» **PROBLEM REQUIREMENTS**
Return every entry exactly.

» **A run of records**

^^^^

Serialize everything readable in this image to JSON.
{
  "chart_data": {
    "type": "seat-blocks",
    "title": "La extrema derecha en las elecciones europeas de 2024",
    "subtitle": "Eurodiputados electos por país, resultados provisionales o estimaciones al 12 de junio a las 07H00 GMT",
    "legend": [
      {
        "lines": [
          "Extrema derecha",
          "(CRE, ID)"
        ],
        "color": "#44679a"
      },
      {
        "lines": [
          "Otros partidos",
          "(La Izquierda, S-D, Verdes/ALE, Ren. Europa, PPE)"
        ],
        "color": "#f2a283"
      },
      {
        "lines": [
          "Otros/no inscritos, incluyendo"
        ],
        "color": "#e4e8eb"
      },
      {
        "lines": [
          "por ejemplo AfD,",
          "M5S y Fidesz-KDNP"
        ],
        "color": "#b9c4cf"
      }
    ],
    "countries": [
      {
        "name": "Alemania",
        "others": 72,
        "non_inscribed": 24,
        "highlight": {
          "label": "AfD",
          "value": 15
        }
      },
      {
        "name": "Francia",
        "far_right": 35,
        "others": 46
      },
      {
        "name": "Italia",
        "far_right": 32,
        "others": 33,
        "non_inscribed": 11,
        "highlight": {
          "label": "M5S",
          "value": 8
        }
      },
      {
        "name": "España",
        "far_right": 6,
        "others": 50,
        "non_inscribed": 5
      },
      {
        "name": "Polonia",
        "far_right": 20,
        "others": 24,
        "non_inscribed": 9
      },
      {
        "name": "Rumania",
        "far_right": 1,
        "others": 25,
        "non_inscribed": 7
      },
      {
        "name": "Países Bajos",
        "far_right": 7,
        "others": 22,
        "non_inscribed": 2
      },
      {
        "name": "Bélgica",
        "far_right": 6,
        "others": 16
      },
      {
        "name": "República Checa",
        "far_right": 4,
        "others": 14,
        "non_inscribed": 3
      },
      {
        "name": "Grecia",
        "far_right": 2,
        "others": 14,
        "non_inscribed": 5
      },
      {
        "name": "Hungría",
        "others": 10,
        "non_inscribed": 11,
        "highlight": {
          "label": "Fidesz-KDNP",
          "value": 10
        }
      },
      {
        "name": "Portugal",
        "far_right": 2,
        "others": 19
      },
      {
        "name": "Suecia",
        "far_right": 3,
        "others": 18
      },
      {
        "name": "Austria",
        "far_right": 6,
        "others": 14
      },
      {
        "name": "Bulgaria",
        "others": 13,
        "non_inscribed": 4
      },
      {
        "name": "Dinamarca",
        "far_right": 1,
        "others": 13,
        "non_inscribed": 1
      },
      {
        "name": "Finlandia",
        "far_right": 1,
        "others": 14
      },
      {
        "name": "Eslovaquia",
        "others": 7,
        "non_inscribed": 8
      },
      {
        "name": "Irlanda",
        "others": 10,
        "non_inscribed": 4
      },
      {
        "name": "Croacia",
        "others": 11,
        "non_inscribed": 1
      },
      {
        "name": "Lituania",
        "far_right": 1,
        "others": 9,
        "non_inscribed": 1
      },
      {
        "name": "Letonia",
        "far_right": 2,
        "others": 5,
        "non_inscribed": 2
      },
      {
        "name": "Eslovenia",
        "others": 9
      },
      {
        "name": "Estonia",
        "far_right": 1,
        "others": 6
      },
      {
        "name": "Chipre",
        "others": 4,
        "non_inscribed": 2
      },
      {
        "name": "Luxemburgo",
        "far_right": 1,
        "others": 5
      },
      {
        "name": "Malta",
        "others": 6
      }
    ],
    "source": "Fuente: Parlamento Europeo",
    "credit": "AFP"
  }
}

^^^^

» **FINISHED ANSWER**
Serialize everything readable in this image to JSON.
{
  "chart_data": {
    "type": "seat-blocks",
    "title": "La extrema derecha en las elecciones europeas de 2024",
    "subtitle": "Eurodiputados electos por país, resultados provisionales o estimaciones al 12 de junio a las 07H00 GMT",
    "legend": [
      {
        "lines": [
          "Extrema derecha",
          "(CRE, ID)"
        ],
        "color": "#44679a"
      },
      {
        "lines": [
          "Otros partidos",
          "(La Izquierda, S-D, Verdes/ALE, Ren. Europa, PPE)"
        ],
        "color": "#f2a283"
      },
      {
        "lines": [
          "Otros/no inscritos, incluyendo"
        ],
        "color": "#e4e8eb"
      },
      {
        "lines": [
          "por ejemplo AfD,",
          "M5S y Fidesz-KDNP"
        ],
        "color": "#b9c4cf"
      }
    ],
    "countries": [
      {
        "name": "Alemania",
        "others": 72,
        "non_inscribed": 24,
        "highlight": {
          "label": "AfD",
          "value": 15
        }
      },
      {
        "name": "Francia",
        "far_right": 35,
        "others": 46
      },
      {
        "name": "Italia",
        "far_right": 32,
        "others": 33,
        "non_inscribed": 11,
        "highlight": {
          "label": "M5S",
          "value": 8
        }
      },
      {
        "name": "España",
        "far_right": 6,
        "others": 50,
        "non_inscribed": 5
      },
      {
        "name": "Polonia",
        "far_right": 20,
        "others": 24,
        "non_inscribed": 9
      },
      {
        "name": "Rumania",
        "far_right": 1,
        "others": 25,
        "non_inscribed": 7
      },
      {
        "name": "Países Bajos",
        "far_right": 7,
        "others": 22,
        "non_inscribed": 2
      },
      {
        "name": "Bélgica",
        "far_right": 6,
        "others": 16
      },
      {
        "name": "República Checa",
        "far_right": 4,
        "others": 14,
        "non_inscribed": 3
      },
      {
        "name": "Grecia",
        "far_right": 2,
        "others": 14,
        "non_inscribed": 5
      },
      {
        "name": "Hungría",
        "others": 10,
        "non_inscribed": 11,
        "highlight": {
          "label": "Fidesz-KDNP",
          "value": 10
        }
      },
      {
        "name": "Portugal",
        "far_right": 2,
        "others": 19
      },
      {
        "name": "Suecia",
        "far_right": 3,
        "others": 18
      },
      {
        "name": "Austria",
        "far_right": 6,
        "others": 14
      },
      {
        "name": "Bulgaria",
        "others": 13,
        "non_inscribed": 4
      },
      {
        "name": "Dinamarca",
        "far_right": 1,
        "others": 13,
        "non_inscribed": 1
      },
      {
        "name": "Finlandia",
        "far_right": 1,
        "others": 14
      },
      {
        "name": "Eslovaquia",
        "others": 7,
        "non_inscribed": 8
      },
      {
        "name": "Irlanda",
        "others": 10,
        "non_inscribed": 4
      },
      {
        "name": "Croacia",
        "others": 11,
        "non_inscribed": 1
      },
      {
        "name": "Lituania",
        "far_right": 1,
        "others": 9,
        "non_inscribed": 1
      },
      {
        "name": "Letonia",
        "far_right": 2,
        "others": 5,
        "non_inscribed": 2
      },
      {
        "name": "Eslovenia",
        "others": 9
      },
      {
        "name": "Estonia",
        "far_right": 1,
        "others": 6
      },
      {
        "name": "Chipre",
        "others": 4,
        "non_inscribed": 2
      },
      {
        "name": "Luxemburgo",
        "far_right": 1,
        "others": 5
      },
      {
        "name": "Malta",
        "others": 6
      }
    ],
    "source": "Fuente: Parlamento Europeo",
    "credit": "AFP"
  }
}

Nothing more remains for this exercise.